What to produce:
Locate every line that holds the string "kultury" and copy it.

(Stored records)
++++++++++

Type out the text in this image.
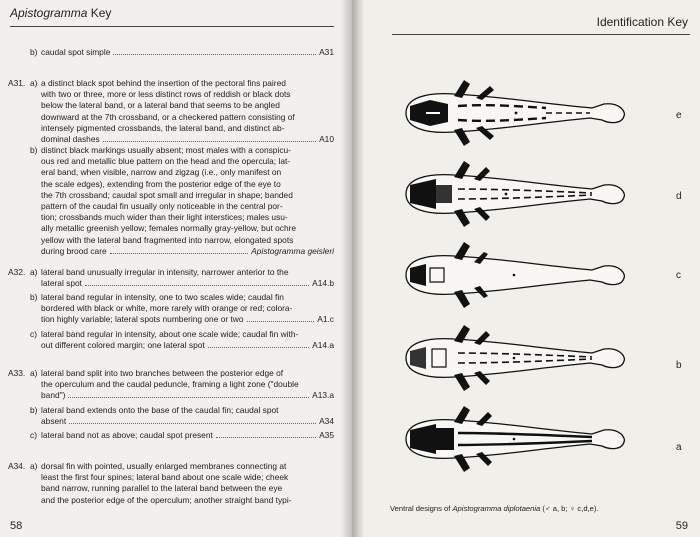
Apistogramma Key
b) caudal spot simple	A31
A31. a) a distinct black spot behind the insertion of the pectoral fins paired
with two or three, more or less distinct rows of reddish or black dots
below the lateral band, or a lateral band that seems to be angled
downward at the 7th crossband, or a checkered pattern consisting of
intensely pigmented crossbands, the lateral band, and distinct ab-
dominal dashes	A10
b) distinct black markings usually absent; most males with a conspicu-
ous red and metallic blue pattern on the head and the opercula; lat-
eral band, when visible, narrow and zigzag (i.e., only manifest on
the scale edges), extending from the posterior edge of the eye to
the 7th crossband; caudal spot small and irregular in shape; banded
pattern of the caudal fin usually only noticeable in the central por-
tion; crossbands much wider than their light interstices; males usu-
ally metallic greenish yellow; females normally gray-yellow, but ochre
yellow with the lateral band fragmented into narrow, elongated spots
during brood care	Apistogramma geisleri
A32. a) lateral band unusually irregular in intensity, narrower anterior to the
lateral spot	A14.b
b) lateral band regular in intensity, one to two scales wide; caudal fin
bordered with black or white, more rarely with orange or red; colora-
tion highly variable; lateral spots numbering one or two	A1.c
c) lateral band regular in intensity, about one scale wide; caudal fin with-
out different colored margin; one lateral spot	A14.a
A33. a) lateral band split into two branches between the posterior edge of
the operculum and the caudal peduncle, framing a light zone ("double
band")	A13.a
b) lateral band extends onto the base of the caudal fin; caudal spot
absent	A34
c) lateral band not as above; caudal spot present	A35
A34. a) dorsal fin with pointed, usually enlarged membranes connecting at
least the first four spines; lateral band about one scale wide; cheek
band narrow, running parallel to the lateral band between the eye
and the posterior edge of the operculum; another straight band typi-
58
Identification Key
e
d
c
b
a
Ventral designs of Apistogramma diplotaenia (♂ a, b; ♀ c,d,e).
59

++++++++++

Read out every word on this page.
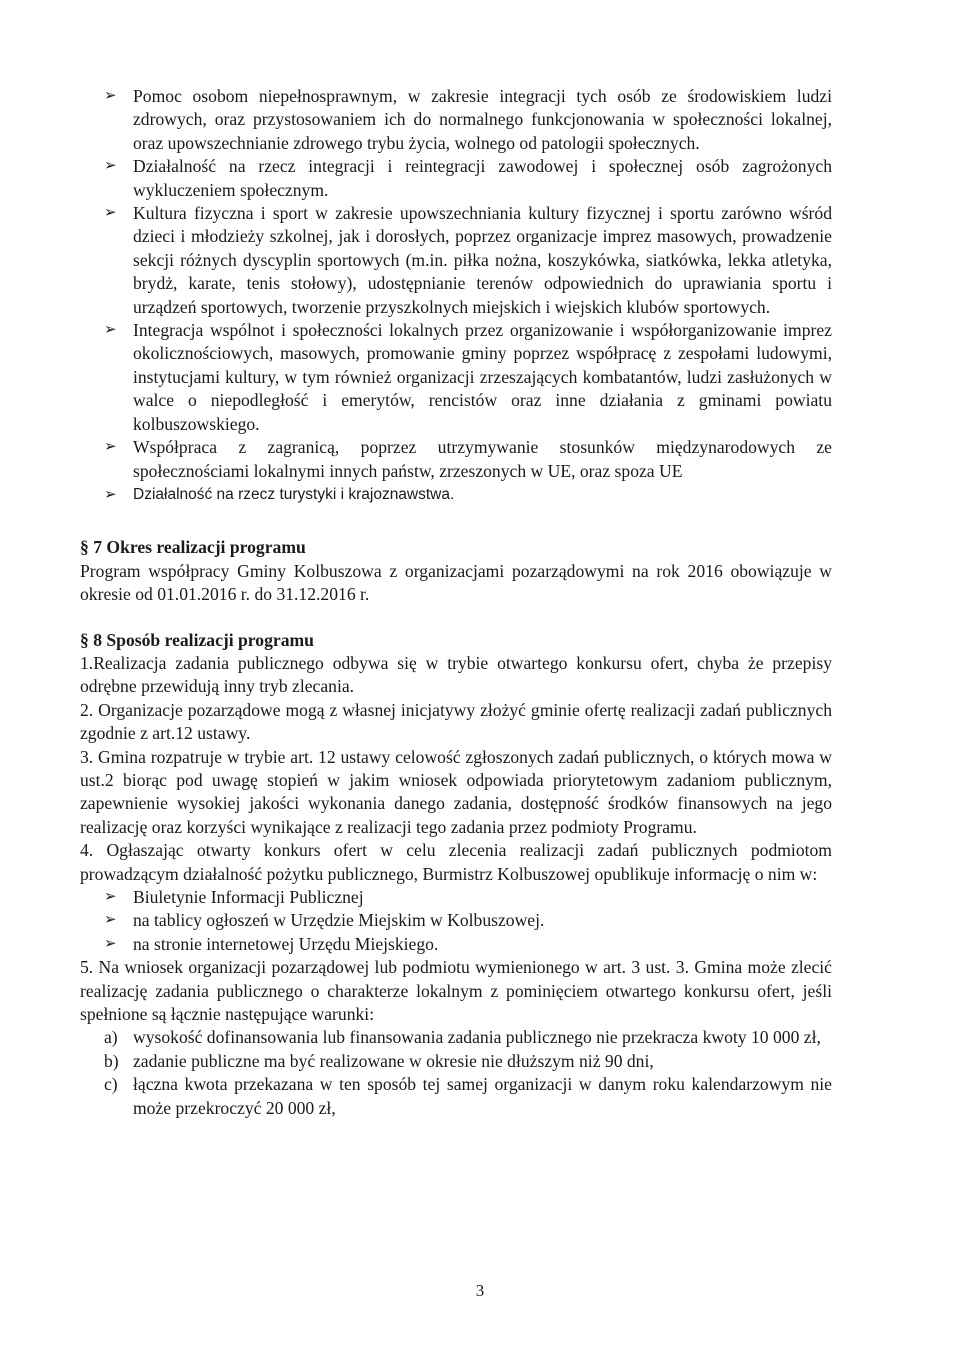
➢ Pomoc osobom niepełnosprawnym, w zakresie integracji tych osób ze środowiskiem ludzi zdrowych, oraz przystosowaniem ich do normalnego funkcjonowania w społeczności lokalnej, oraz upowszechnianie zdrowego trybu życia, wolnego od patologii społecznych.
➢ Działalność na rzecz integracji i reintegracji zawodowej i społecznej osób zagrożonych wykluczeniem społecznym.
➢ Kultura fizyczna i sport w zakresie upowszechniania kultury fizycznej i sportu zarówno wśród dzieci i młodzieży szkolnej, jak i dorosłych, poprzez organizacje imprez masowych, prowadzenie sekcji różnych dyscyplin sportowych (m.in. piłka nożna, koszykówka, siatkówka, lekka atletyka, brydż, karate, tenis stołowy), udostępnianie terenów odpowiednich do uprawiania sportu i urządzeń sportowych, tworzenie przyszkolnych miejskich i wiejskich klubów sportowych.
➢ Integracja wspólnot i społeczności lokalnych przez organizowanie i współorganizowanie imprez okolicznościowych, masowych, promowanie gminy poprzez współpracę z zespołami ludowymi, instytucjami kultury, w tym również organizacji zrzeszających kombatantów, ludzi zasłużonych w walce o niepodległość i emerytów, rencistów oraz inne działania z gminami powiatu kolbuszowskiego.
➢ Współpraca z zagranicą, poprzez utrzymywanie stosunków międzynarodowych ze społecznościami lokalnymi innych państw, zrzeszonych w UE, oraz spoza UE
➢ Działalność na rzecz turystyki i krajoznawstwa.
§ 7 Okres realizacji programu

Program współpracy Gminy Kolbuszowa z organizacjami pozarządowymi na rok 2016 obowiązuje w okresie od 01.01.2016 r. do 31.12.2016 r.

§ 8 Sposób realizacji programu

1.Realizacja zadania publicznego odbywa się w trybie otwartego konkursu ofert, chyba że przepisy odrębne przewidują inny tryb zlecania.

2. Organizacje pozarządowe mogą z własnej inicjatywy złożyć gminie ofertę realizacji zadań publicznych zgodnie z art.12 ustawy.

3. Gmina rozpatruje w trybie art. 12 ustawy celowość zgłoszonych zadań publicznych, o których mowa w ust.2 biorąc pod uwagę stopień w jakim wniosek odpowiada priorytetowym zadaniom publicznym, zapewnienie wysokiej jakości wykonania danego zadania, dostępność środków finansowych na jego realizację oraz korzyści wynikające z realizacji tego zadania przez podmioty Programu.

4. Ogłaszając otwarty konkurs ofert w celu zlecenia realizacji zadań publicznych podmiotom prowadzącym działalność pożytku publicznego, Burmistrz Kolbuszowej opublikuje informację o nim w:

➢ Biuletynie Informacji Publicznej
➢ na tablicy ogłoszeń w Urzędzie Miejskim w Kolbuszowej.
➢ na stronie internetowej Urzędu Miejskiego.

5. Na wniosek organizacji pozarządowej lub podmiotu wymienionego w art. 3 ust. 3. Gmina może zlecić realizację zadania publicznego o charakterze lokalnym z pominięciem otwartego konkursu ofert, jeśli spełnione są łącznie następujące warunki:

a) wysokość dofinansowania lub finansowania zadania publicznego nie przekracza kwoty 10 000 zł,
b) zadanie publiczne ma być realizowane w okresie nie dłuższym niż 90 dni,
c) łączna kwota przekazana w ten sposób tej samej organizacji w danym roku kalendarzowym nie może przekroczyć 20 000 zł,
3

++++++++++

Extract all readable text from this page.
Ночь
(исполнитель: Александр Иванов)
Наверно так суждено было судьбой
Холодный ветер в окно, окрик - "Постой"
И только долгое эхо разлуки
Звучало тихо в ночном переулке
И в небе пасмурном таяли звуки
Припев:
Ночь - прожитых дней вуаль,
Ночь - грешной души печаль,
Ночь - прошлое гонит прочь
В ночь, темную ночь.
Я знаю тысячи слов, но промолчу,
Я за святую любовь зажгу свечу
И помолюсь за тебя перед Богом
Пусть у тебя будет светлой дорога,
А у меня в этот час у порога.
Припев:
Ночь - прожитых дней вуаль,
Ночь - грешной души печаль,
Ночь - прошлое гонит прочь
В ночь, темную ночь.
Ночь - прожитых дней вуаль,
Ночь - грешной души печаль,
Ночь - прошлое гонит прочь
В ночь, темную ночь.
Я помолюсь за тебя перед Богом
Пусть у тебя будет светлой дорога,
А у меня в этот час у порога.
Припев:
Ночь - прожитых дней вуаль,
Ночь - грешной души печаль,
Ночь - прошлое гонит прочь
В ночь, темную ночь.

++++++++++

Task response:
➢ Kultura fizyczna i sport w zakresie upowszechniania kultury fizycznej i sportu zarówno wśród dzieci i młodzieży szkolnej, jak i dorosłych, poprzez organizacje imprez masowych, prowadzenie sekcji różnych dyscyplin sportowych (m.in. piłka nożna, koszykówka, siatkówka, lekka atletyka, brydż, karate, tenis stołowy), udostępnianie terenów odpowiednich do uprawiania sportu i urządzeń sportowych, tworzenie przyszkolnych miejskich i wiejskich klubów sportowych.
➢ Integracja wspólnot i społeczności lokalnych przez organizowanie i współorganizowanie imprez okolicznościowych, masowych, promowanie gminy poprzez współpracę z zespołami ludowymi, instytucjami kultury, w tym również organizacji zrzeszających kombatantów, ludzi zasłużonych w walce o niepodległość i emerytów, rencistów oraz inne działania z gminami powiatu kolbuszowskiego.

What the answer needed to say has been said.